Victory High School (now known as United High School) was a public high school in Clarksburg, West Virginia that operated from 1917 through 1973. Victory High School Consolidated along with Bristol High School and Salem High School into the new Liberty High School in 1973. This name was chosen as it was built during World War I and completed after the war was over.   The school operated until 2021 as Adamston Elementary School when it was closed after being consolidated with Wilsonburg Elementary into the newly renovated Victory Elementary located North of Clarksburg on Route 19, it was named in honor of the history of Victory High School, that building wa previously called Gore Middle School.  This building will continue operations as United High School, a alternate high school for troubled youth.

Colors and Mascot
 The school colors were black and orange.   They were known as the Victory Fighting Eagles.

 A contest was conducted in 1930 to pick a mascot to go along with VICTORY. The student that won was Joe Tipper from Adamston. At the time Joe was in his Jr. Year at VICTORY. He came up with the name “EAGLES”. Hence the name “VICTORY EAGLES” was born. His reward was an engraved plaque bearing his name and the mascot name. The plaque was encased in one of the trophy cases that adorned the main hallway at VICTORY.

Renovation
In 1998 a new bricked driveway was built in front to allow students to be dropped off and picked up in a safe environment. To cover the cost of this project, a brick wall was also established containing names of former Victory High Alumni, Faculty, Adamston Elementary Students and all veterans.  Bricks were sold from $20 to $50 and totally covered the cost of the project.

RECORDS SUPPLIED:
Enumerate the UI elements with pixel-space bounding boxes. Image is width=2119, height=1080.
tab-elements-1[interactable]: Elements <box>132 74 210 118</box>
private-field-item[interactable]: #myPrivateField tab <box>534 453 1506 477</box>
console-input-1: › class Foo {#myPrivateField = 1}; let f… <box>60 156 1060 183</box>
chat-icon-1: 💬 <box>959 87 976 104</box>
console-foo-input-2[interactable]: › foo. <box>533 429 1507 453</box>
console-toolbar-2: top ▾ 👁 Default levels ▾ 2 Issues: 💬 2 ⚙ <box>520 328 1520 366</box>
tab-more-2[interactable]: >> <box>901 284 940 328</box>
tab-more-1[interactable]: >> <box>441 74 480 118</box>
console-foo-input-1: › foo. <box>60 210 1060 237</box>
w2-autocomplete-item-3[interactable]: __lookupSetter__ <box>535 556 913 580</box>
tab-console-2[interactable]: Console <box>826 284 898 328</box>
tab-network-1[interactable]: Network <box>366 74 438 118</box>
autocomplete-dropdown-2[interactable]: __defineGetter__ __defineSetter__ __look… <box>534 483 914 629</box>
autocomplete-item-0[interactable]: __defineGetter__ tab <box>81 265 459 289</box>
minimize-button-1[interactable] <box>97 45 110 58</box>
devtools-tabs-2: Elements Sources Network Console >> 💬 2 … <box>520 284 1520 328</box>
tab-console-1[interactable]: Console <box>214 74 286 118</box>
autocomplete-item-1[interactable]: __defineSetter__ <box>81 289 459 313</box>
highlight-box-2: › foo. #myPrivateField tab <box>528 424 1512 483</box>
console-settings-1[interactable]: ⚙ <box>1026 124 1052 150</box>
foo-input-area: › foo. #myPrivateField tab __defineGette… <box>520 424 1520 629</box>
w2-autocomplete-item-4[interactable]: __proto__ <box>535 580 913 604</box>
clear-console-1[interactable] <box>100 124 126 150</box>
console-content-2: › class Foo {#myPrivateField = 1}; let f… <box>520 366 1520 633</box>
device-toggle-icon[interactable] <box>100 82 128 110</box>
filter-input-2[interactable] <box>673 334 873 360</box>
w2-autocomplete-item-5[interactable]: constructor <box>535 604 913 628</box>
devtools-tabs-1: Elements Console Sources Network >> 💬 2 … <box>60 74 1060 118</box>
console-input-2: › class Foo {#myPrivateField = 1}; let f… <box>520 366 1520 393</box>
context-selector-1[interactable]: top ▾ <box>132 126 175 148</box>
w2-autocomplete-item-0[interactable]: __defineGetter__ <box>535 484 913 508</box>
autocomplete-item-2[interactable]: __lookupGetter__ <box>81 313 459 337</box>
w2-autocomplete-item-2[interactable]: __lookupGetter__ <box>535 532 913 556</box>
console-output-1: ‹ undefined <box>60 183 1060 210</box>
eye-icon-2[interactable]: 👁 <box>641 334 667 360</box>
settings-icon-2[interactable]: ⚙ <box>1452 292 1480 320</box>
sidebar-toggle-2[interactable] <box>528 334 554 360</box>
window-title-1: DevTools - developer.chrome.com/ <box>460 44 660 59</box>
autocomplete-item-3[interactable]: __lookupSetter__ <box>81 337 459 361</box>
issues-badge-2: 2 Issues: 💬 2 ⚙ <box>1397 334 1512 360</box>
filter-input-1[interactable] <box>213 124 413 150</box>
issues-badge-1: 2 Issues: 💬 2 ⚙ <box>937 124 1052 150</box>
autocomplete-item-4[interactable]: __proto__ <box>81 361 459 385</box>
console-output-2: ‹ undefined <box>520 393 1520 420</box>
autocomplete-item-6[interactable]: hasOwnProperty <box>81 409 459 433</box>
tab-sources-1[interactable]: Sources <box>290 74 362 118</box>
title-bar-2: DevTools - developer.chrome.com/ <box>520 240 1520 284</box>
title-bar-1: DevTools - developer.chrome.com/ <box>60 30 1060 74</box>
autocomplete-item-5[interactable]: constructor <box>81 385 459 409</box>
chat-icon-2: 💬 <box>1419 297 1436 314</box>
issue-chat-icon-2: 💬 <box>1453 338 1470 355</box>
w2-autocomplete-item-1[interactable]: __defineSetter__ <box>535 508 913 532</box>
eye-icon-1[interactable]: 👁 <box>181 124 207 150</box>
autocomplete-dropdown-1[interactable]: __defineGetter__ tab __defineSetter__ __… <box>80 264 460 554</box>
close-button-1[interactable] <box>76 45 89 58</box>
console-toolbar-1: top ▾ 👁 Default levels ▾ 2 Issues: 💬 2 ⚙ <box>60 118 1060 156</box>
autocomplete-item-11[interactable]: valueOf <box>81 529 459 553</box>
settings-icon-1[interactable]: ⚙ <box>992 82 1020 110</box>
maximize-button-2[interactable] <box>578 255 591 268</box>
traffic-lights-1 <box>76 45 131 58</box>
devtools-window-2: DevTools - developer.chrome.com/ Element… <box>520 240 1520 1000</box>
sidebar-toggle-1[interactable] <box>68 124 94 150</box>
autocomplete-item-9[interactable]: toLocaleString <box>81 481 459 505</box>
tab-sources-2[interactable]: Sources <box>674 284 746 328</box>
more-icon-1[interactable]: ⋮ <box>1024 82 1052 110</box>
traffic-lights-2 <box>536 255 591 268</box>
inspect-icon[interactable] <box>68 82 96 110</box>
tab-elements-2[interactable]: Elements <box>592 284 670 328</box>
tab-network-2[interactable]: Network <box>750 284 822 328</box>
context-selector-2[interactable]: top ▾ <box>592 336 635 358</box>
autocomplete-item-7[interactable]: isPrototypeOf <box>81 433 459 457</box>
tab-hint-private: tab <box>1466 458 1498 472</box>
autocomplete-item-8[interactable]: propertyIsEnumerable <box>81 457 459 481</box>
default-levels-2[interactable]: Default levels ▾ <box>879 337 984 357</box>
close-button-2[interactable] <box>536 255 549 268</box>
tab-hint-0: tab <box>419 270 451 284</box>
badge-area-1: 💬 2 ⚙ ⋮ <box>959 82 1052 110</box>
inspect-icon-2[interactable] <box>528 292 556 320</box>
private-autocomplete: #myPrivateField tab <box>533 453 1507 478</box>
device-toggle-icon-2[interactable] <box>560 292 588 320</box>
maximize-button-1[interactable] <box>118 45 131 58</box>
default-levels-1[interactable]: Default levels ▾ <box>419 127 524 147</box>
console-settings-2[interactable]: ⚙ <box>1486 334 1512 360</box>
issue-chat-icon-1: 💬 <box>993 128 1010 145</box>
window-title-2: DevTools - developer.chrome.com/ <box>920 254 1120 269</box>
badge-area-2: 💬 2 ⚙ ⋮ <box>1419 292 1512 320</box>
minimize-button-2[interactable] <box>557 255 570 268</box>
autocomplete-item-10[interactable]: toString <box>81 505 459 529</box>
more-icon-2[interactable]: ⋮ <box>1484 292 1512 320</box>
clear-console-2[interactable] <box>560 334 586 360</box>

EXERCISE INSTRUCTIONS:
A. In the Victory High School text, what were the school colors?
B. In the Victory High School text, take the part starting with "A contest was" and going on through "of the project." and write it again, swapping "plaque" for "medal".

THE RESULTS:
A. Black and orange.

B.
A contest was conducted in 1930 to pick a mascot to go along with VICTORY. The student that won was Joe Tipper from Adamston. At the time Joe was in his Jr. Year at VICTORY. He came up with the name “EAGLES”. Hence the name “VICTORY EAGLES” was born. His reward was an engraved medal bearing his name and the mascot name. The medal was encased in one of the trophy cases that adorned the main hallway at VICTORY.

Renovation
In 1998 a new bricked driveway was built in front to allow students to be dropped off and picked up in a safe environment. To cover the cost of this project, a brick wall was also established containing names of former Victory High Alumni, Faculty, Adamston Elementary Students and all veterans.  Bricks were sold from $20 to $50 and totally covered the cost of the project.